▶ **Prompt**
Extract all lines in the data that contain the word "konserwatorskie".

:::

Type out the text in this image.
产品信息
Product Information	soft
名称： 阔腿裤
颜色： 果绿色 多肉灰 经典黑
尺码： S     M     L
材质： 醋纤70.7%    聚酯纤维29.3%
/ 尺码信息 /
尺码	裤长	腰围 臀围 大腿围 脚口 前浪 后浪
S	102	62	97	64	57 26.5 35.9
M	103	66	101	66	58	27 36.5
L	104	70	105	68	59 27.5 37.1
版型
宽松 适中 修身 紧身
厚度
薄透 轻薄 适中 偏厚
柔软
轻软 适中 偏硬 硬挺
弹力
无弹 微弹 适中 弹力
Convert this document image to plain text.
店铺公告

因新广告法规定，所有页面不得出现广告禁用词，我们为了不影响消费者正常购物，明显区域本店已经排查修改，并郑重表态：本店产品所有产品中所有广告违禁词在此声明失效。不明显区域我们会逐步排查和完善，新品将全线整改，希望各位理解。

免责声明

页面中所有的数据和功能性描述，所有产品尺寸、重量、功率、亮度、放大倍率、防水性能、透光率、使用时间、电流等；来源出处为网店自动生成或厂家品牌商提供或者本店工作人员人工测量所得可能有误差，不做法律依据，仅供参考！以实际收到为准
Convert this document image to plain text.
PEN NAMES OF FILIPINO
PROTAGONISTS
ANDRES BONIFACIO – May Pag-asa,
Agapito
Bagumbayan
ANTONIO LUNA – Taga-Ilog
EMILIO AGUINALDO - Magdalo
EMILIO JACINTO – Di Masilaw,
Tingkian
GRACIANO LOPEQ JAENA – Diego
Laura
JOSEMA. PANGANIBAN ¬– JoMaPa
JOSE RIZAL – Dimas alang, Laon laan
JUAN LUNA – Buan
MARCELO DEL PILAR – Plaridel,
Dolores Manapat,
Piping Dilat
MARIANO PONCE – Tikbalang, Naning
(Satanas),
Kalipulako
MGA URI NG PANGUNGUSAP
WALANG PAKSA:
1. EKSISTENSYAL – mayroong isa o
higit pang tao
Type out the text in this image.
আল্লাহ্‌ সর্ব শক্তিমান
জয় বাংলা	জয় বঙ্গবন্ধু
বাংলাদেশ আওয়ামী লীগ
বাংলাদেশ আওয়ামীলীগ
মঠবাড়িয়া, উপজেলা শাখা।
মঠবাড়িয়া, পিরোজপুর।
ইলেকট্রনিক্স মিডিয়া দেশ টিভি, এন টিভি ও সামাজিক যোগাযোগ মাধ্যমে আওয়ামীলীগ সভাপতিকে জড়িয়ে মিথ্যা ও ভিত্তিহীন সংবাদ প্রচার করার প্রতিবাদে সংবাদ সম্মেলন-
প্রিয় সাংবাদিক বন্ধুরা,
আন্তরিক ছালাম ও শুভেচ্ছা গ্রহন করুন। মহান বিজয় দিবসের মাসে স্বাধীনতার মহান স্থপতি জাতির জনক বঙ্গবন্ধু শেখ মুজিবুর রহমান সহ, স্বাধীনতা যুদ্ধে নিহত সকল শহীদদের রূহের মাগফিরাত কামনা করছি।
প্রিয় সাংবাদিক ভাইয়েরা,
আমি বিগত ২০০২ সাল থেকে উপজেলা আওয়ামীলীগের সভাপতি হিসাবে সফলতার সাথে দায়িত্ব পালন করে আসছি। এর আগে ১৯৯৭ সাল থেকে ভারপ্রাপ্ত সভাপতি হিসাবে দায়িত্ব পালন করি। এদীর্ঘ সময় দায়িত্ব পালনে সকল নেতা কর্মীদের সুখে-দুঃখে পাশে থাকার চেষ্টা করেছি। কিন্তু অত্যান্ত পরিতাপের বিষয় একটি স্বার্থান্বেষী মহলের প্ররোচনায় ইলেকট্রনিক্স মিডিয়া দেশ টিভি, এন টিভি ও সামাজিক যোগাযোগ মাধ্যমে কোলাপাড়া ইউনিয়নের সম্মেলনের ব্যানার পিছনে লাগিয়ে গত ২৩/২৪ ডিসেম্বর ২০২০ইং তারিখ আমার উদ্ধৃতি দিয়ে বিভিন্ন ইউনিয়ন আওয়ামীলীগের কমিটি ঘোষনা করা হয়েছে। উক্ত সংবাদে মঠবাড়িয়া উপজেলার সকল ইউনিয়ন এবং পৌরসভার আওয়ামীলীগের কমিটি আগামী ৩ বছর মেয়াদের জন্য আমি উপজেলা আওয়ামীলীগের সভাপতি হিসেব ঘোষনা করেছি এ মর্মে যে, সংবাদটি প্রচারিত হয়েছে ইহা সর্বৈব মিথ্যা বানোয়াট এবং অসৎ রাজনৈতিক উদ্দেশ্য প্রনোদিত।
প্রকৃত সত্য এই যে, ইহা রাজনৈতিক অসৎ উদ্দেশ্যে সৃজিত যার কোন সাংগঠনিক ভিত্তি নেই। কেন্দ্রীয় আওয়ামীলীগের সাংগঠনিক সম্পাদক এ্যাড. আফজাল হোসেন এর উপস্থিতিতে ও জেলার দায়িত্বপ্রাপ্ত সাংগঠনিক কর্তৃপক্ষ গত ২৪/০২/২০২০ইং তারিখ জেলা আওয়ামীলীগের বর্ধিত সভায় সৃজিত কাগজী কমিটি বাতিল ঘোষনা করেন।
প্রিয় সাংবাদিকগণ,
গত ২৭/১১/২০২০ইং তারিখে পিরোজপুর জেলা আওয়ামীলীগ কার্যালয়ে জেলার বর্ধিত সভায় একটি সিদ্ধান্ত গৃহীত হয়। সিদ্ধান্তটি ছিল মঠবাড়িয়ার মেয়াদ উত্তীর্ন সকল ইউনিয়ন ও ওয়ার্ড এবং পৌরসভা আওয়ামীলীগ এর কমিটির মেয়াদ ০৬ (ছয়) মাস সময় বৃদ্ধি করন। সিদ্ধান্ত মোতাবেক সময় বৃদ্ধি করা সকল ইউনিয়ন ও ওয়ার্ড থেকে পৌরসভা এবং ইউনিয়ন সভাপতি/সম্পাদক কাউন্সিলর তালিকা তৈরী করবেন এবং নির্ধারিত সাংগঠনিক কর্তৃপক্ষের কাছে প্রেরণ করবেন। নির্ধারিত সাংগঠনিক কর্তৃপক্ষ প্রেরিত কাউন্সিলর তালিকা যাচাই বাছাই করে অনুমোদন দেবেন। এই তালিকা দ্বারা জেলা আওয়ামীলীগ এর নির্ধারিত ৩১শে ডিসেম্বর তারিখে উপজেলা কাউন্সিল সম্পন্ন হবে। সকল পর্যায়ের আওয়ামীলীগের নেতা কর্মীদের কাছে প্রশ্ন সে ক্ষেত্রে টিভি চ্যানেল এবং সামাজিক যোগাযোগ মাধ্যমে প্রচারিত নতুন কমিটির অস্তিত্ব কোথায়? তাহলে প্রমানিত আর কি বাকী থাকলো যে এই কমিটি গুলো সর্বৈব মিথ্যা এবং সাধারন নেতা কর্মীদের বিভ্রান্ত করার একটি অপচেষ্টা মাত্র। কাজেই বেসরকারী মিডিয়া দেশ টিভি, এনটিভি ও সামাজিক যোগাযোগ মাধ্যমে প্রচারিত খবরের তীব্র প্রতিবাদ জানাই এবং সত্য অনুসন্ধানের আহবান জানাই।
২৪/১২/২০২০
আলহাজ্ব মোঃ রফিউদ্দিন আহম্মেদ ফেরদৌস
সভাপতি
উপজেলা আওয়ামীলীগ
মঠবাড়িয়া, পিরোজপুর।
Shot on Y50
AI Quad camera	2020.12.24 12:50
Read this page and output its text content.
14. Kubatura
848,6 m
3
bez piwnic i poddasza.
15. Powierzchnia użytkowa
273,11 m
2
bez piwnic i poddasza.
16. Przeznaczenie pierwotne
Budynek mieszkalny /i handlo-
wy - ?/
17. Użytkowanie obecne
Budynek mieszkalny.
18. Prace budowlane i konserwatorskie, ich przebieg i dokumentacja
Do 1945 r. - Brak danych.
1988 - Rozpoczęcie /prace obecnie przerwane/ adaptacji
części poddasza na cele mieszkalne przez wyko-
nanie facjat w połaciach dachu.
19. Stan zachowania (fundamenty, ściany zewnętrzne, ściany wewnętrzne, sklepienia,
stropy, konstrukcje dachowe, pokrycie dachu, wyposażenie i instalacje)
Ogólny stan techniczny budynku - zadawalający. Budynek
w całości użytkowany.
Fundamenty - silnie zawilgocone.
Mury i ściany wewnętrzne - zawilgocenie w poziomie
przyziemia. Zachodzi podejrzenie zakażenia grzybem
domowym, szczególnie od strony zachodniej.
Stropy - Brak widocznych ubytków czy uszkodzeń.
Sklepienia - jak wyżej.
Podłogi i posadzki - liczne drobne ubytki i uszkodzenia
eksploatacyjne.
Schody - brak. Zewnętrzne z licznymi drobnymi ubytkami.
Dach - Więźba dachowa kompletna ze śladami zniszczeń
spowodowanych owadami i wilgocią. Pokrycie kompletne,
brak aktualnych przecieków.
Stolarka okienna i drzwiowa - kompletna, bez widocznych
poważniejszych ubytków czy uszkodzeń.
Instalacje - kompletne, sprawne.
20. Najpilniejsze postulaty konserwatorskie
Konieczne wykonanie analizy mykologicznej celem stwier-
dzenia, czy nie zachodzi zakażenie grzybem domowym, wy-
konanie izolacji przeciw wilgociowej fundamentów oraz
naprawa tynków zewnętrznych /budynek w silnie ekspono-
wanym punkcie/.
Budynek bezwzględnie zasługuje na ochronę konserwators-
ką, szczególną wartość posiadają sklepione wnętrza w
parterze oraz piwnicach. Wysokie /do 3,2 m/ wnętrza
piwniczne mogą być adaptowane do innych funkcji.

:::

▶ **Finished answer**
18. Prace budowlane i konserwatorskie, ich przebieg i dokumentacja
20. Najpilniejsze postulaty konserwatorskie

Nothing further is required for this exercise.